[begin DATA LISTING]

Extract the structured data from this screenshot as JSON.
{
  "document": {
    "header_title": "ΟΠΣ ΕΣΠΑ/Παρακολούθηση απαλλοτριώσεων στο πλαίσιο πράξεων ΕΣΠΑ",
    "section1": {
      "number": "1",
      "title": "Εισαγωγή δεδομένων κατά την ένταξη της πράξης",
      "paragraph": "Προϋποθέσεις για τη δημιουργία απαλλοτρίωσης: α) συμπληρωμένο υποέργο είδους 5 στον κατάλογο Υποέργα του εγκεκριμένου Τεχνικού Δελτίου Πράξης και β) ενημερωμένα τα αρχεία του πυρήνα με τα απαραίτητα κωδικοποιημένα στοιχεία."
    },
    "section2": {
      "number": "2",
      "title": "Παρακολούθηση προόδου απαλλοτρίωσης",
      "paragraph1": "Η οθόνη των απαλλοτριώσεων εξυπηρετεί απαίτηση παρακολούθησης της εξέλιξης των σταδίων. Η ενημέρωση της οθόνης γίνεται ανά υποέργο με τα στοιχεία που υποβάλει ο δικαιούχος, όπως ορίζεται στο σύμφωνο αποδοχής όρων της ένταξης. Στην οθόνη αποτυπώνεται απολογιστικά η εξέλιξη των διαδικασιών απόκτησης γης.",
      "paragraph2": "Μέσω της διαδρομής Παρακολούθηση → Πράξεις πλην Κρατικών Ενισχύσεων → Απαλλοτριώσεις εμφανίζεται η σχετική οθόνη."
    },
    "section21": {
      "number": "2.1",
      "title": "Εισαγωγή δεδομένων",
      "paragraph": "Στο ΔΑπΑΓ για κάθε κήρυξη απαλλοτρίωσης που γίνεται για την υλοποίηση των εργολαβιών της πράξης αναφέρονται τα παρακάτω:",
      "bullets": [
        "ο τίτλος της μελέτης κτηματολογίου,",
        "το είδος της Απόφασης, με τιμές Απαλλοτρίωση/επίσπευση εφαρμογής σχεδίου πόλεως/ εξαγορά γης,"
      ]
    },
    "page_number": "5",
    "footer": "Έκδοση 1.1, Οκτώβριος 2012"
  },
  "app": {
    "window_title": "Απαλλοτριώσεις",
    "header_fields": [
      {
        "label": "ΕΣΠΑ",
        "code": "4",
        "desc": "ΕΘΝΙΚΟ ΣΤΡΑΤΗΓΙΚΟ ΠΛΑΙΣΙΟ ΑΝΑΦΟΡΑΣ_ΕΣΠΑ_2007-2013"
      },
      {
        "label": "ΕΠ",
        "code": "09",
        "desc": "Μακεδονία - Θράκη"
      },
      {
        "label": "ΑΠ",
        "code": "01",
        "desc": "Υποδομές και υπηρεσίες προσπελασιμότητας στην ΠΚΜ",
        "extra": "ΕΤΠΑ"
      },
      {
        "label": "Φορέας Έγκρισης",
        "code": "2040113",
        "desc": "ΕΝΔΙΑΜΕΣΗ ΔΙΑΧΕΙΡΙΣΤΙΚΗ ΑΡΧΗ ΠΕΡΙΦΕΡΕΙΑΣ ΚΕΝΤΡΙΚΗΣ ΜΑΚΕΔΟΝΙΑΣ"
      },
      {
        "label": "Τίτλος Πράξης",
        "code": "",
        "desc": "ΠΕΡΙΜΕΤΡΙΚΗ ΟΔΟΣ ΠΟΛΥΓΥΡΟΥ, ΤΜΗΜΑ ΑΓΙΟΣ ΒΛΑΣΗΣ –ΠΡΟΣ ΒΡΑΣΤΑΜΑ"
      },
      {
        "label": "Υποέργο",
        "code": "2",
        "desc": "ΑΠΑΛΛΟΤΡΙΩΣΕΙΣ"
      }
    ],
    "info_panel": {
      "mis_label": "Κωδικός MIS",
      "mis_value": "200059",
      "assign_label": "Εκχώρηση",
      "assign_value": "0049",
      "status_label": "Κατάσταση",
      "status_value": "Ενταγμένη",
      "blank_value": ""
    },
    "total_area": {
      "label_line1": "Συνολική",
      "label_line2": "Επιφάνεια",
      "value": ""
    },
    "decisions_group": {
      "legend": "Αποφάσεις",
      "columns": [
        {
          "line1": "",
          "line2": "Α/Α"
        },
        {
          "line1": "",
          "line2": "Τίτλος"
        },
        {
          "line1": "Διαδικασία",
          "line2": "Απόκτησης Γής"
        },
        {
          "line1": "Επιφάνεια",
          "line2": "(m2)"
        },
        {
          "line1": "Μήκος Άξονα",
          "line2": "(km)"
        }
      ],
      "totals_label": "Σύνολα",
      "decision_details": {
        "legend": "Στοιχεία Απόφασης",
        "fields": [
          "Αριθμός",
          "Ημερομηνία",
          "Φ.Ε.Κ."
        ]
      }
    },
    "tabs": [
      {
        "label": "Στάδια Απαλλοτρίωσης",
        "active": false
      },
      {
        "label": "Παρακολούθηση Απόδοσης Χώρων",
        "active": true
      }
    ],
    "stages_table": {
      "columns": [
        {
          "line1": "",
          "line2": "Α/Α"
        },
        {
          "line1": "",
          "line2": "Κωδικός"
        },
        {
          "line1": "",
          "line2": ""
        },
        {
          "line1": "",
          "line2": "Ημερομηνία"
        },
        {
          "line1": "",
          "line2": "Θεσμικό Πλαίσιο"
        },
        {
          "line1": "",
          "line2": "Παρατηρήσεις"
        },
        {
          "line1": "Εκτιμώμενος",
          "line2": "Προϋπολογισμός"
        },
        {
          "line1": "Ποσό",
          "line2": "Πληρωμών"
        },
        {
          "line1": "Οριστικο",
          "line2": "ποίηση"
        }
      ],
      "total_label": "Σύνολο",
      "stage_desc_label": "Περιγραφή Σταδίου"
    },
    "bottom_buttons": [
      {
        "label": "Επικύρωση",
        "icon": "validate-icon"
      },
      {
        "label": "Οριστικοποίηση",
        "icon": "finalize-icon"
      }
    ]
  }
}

[end DATA LISTING]

EXERCISE TASK = Repeat the listing in full, keeping every line exactly as it is.

WRITTEN RESPONSE =
Extract the structured data from this screenshot as JSON.
{
  "document": {
    "header_title": "ΟΠΣ ΕΣΠΑ/Παρακολούθηση απαλλοτριώσεων στο πλαίσιο πράξεων ΕΣΠΑ",
    "section1": {
      "number": "1",
      "title": "Εισαγωγή δεδομένων κατά την ένταξη της πράξης",
      "paragraph": "Προϋποθέσεις για τη δημιουργία απαλλοτρίωσης: α) συμπληρωμένο υποέργο είδους 5 στον κατάλογο Υποέργα του εγκεκριμένου Τεχνικού Δελτίου Πράξης και β) ενημερωμένα τα αρχεία του πυρήνα με τα απαραίτητα κωδικοποιημένα στοιχεία."
    },
    "section2": {
      "number": "2",
      "title": "Παρακολούθηση προόδου απαλλοτρίωσης",
      "paragraph1": "Η οθόνη των απαλλοτριώσεων εξυπηρετεί απαίτηση παρακολούθησης της εξέλιξης των σταδίων. Η ενημέρωση της οθόνης γίνεται ανά υποέργο με τα στοιχεία που υποβάλει ο δικαιούχος, όπως ορίζεται στο σύμφωνο αποδοχής όρων της ένταξης. Στην οθόνη αποτυπώνεται απολογιστικά η εξέλιξη των διαδικασιών απόκτησης γης.",
      "paragraph2": "Μέσω της διαδρομής Παρακολούθηση → Πράξεις πλην Κρατικών Ενισχύσεων → Απαλλοτριώσεις εμφανίζεται η σχετική οθόνη."
    },
    "section21": {
      "number": "2.1",
      "title": "Εισαγωγή δεδομένων",
      "paragraph": "Στο ΔΑπΑΓ για κάθε κήρυξη απαλλοτρίωσης που γίνεται για την υλοποίηση των εργολαβιών της πράξης αναφέρονται τα παρακάτω:",
      "bullets": [
        "ο τίτλος της μελέτης κτηματολογίου,",
        "το είδος της Απόφασης, με τιμές Απαλλοτρίωση/επίσπευση εφαρμογής σχεδίου πόλεως/ εξαγορά γης,"
      ]
    },
    "page_number": "5",
    "footer": "Έκδοση 1.1, Οκτώβριος 2012"
  },
  "app": {
    "window_title": "Απαλλοτριώσεις",
    "header_fields": [
      {
        "label": "ΕΣΠΑ",
        "code": "4",
        "desc": "ΕΘΝΙΚΟ ΣΤΡΑΤΗΓΙΚΟ ΠΛΑΙΣΙΟ ΑΝΑΦΟΡΑΣ_ΕΣΠΑ_2007-2013"
      },
      {
        "label": "ΕΠ",
        "code": "09",
        "desc": "Μακεδονία - Θράκη"
      },
      {
        "label": "ΑΠ",
        "code": "01",
        "desc": "Υποδομές και υπηρεσίες προσπελασιμότητας στην ΠΚΜ",
        "extra": "ΕΤΠΑ"
      },
      {
        "label": "Φορέας Έγκρισης",
        "code": "2040113",
        "desc": "ΕΝΔΙΑΜΕΣΗ ΔΙΑΧΕΙΡΙΣΤΙΚΗ ΑΡΧΗ ΠΕΡΙΦΕΡΕΙΑΣ ΚΕΝΤΡΙΚΗΣ ΜΑΚΕΔΟΝΙΑΣ"
      },
      {
        "label": "Τίτλος Πράξης",
        "code": "",
        "desc": "ΠΕΡΙΜΕΤΡΙΚΗ ΟΔΟΣ ΠΟΛΥΓΥΡΟΥ, ΤΜΗΜΑ ΑΓΙΟΣ ΒΛΑΣΗΣ –ΠΡΟΣ ΒΡΑΣΤΑΜΑ"
      },
      {
        "label": "Υποέργο",
        "code": "2",
        "desc": "ΑΠΑΛΛΟΤΡΙΩΣΕΙΣ"
      }
    ],
    "info_panel": {
      "mis_label": "Κωδικός MIS",
      "mis_value": "200059",
      "assign_label": "Εκχώρηση",
      "assign_value": "0049",
      "status_label": "Κατάσταση",
      "status_value": "Ενταγμένη",
      "blank_value": ""
    },
    "total_area": {
      "label_line1": "Συνολική",
      "label_line2": "Επιφάνεια",
      "value": ""
    },
    "decisions_group": {
      "legend": "Αποφάσεις",
      "columns": [
        {
          "line1": "",
          "line2": "Α/Α"
        },
        {
          "line1": "",
          "line2": "Τίτλος"
        },
        {
          "line1": "Διαδικασία",
          "line2": "Απόκτησης Γής"
        },
        {
          "line1": "Επιφάνεια",
          "line2": "(m2)"
        },
        {
          "line1": "Μήκος Άξονα",
          "line2": "(km)"
        }
      ],
      "totals_label": "Σύνολα",
      "decision_details": {
        "legend": "Στοιχεία Απόφασης",
        "fields": [
          "Αριθμός",
          "Ημερομηνία",
          "Φ.Ε.Κ."
        ]
      }
    },
    "tabs": [
      {
        "label": "Στάδια Απαλλοτρίωσης",
        "active": false
      },
      {
        "label": "Παρακολούθηση Απόδοσης Χώρων",
        "active": true
      }
    ],
    "stages_table": {
      "columns": [
        {
          "line1": "",
          "line2": "Α/Α"
        },
        {
          "line1": "",
          "line2": "Κωδικός"
        },
        {
          "line1": "",
          "line2": ""
        },
        {
          "line1": "",
          "line2": "Ημερομηνία"
        },
        {
          "line1": "",
          "line2": "Θεσμικό Πλαίσιο"
        },
        {
          "line1": "",
          "line2": "Παρατηρήσεις"
        },
        {
          "line1": "Εκτιμώμενος",
          "line2": "Προϋπολογισμός"
        },
        {
          "line1": "Ποσό",
          "line2": "Πληρωμών"
        },
        {
          "line1": "Οριστικο",
          "line2": "ποίηση"
        }
      ],
      "total_label": "Σύνολο",
      "stage_desc_label": "Περιγραφή Σταδίου"
    },
    "bottom_buttons": [
      {
        "label": "Επικύρωση",
        "icon": "validate-icon"
      },
      {
        "label": "Οριστικοποίηση",
        "icon": "finalize-icon"
      }
    ]
  }
}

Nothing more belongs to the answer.